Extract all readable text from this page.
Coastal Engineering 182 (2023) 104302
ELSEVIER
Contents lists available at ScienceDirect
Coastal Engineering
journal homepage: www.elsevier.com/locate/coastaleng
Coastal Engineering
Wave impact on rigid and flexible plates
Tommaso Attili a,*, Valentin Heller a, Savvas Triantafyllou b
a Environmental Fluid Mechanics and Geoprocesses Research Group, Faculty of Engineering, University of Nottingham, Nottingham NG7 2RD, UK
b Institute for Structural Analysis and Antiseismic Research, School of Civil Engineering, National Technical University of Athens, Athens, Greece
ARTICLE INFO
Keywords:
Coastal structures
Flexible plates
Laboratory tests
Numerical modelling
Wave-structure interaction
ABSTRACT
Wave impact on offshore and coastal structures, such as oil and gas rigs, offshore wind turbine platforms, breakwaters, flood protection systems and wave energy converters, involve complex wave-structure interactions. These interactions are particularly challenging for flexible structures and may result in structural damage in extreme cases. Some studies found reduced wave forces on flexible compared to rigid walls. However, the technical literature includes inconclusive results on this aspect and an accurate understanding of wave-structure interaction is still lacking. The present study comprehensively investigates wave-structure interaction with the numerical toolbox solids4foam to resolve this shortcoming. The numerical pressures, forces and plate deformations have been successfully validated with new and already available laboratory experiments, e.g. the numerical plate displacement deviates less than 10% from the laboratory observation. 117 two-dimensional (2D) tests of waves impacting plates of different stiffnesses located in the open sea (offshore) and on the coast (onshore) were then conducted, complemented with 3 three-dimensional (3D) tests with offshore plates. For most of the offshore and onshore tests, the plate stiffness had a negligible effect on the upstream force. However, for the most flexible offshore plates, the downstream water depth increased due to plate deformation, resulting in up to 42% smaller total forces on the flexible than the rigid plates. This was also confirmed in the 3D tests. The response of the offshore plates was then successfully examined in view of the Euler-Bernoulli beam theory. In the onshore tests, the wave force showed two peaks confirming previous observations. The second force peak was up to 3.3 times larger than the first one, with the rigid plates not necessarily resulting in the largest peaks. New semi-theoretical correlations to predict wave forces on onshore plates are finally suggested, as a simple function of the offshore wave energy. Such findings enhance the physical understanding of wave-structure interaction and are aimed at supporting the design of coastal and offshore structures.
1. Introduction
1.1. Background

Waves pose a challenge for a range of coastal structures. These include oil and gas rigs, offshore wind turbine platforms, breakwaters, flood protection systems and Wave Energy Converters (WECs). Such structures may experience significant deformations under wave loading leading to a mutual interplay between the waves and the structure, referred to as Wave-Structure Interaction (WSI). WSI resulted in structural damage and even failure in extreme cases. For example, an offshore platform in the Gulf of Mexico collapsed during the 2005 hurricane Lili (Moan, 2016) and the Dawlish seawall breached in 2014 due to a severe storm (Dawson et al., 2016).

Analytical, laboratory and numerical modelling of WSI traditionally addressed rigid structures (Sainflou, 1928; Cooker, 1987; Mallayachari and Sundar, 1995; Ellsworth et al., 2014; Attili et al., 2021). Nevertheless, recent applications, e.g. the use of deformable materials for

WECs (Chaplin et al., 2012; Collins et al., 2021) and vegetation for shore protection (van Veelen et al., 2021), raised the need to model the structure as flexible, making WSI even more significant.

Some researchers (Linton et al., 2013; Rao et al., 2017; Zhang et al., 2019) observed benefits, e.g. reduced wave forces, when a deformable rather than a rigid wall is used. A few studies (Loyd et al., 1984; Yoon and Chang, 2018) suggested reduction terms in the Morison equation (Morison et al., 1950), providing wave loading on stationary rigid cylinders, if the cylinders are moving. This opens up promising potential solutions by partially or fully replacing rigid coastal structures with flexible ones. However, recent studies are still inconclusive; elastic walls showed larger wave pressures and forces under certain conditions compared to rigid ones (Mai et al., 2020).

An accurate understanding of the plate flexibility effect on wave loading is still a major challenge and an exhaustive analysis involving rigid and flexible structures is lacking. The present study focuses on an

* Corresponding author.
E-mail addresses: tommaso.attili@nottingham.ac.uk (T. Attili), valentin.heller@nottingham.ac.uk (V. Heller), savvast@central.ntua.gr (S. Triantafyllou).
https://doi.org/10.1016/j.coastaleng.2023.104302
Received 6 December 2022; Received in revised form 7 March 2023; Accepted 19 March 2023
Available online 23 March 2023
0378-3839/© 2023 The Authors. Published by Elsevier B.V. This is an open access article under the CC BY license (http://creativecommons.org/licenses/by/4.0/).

## WHAT YOU NEED TO DO
How many lines of the data contain the word "Triantafyllou"? Answer with the number alone.

## SOLUTION TO THIS EXERCISE
2